Work instructions: Go through the records and show each line where the word "into" occurs.

★ ★ ★

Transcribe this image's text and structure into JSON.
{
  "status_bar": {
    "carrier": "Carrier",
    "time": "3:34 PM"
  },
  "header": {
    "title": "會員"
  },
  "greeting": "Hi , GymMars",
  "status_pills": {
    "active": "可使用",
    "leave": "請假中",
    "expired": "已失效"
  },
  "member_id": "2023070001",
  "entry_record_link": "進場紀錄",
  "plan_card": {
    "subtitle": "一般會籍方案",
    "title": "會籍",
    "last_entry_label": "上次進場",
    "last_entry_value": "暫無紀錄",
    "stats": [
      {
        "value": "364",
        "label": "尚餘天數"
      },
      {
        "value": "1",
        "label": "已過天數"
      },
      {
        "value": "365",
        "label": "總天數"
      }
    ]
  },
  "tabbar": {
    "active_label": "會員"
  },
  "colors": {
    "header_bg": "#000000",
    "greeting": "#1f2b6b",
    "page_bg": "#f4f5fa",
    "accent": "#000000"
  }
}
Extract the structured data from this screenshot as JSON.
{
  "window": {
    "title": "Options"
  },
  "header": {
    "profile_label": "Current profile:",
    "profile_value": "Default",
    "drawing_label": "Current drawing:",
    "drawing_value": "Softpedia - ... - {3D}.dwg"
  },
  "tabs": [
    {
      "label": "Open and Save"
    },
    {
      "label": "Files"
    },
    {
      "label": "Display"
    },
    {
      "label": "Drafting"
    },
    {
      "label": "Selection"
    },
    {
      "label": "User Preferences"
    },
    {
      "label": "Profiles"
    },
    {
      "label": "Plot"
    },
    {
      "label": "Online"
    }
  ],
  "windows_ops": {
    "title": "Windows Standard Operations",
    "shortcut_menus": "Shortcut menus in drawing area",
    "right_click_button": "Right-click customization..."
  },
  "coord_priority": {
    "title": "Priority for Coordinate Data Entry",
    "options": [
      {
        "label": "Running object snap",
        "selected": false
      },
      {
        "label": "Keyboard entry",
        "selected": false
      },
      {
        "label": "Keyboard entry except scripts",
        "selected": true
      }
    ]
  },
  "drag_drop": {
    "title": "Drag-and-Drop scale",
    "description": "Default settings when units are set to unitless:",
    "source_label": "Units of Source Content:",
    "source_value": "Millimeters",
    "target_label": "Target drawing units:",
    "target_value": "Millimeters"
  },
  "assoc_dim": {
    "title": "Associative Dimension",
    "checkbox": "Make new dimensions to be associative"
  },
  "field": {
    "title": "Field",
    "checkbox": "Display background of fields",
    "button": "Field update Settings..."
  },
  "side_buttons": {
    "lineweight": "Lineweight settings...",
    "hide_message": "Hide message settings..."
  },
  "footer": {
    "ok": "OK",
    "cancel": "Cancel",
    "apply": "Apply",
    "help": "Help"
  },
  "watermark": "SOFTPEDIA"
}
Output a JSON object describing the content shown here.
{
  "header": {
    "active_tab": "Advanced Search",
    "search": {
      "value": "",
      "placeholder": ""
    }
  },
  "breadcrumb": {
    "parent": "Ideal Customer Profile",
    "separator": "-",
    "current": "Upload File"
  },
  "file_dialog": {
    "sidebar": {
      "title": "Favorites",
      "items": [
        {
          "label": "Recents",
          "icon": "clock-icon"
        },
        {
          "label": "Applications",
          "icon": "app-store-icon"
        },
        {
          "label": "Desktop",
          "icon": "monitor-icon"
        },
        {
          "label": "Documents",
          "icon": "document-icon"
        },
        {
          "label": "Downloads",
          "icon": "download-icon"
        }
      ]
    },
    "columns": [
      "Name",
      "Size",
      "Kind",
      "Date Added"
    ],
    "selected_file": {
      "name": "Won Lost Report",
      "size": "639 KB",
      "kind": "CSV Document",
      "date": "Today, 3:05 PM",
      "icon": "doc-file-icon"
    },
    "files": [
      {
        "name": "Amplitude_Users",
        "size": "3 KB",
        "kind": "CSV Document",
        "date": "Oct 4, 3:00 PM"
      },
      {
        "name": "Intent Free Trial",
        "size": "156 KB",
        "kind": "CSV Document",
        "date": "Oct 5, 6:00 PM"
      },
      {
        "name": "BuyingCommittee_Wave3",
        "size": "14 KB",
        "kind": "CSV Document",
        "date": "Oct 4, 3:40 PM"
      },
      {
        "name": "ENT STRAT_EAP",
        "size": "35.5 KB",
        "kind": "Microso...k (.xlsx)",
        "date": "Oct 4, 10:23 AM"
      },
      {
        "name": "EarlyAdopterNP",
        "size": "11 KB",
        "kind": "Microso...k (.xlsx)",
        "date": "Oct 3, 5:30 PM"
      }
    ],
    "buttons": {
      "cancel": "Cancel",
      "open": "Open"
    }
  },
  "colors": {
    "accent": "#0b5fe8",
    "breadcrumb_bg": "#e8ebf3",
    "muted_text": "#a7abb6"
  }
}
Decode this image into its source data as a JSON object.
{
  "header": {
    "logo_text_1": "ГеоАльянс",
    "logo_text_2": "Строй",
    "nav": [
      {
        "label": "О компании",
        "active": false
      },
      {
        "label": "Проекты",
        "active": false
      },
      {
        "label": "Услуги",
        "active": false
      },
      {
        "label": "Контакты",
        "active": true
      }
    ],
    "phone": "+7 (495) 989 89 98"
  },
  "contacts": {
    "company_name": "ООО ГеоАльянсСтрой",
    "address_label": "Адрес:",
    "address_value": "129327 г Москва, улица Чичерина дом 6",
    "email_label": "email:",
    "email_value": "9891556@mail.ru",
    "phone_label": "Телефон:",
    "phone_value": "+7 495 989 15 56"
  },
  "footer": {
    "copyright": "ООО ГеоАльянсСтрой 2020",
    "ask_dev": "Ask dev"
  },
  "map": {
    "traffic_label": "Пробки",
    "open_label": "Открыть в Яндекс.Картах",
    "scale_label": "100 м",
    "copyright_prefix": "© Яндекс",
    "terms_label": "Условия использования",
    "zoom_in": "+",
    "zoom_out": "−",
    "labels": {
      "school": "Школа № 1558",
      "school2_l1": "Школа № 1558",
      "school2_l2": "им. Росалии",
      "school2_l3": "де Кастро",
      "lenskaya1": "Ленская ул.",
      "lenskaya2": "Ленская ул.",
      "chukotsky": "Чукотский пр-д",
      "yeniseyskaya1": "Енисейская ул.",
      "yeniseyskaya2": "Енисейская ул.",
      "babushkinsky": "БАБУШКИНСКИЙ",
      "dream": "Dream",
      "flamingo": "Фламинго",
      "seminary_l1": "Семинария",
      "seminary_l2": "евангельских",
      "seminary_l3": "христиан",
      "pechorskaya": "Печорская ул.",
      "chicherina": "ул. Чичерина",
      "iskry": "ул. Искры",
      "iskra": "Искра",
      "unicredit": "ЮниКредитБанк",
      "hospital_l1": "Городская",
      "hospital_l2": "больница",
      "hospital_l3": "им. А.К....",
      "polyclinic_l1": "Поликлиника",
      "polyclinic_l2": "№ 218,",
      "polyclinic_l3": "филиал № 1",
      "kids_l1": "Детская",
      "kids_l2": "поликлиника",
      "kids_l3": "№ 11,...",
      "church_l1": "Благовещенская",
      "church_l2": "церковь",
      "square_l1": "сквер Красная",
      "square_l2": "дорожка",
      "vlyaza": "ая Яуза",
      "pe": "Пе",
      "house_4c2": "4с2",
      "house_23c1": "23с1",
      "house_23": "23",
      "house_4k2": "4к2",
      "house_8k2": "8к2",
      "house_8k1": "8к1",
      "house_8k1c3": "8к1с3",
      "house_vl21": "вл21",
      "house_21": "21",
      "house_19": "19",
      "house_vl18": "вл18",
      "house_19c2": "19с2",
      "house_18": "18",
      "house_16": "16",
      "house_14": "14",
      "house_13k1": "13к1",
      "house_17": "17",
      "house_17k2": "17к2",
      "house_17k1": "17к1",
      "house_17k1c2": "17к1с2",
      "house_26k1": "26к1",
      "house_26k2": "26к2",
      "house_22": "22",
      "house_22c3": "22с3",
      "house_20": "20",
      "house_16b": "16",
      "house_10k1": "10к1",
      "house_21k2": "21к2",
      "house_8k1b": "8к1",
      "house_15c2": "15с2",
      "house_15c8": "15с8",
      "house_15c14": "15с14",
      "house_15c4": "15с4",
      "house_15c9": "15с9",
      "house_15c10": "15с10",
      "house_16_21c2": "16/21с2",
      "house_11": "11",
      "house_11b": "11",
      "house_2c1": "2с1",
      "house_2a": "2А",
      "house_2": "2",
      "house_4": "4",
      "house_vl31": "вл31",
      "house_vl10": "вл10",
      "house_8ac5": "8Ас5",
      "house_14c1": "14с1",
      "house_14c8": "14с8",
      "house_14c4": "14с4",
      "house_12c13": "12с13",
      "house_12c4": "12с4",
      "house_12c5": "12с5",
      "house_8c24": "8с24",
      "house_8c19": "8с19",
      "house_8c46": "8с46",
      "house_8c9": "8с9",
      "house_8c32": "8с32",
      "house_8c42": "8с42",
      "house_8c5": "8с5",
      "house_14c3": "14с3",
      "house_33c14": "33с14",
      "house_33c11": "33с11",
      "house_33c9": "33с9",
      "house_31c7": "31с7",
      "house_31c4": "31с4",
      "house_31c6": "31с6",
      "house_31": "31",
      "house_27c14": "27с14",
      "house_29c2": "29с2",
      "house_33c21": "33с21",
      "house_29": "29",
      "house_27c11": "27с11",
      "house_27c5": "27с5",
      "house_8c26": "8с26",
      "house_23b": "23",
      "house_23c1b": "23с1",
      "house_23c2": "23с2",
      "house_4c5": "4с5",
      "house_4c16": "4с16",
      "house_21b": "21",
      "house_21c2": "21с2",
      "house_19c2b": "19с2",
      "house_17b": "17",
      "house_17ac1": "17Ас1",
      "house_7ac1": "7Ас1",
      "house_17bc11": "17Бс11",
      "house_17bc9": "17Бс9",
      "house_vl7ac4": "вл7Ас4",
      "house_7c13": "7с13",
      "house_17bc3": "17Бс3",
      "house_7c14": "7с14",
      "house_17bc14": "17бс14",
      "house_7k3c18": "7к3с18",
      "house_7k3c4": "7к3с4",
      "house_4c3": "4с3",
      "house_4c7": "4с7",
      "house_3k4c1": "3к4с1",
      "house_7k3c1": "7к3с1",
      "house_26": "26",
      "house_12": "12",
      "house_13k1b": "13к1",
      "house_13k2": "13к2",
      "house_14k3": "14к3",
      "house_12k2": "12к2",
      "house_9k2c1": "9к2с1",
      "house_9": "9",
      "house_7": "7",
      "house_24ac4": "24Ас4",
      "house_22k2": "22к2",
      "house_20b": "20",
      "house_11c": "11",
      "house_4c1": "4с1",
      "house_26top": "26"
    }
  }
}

★ ★ ★

The completed task:
Transcribe this image's text and structure into JSON.
Decode this image into its source data as a JSON object.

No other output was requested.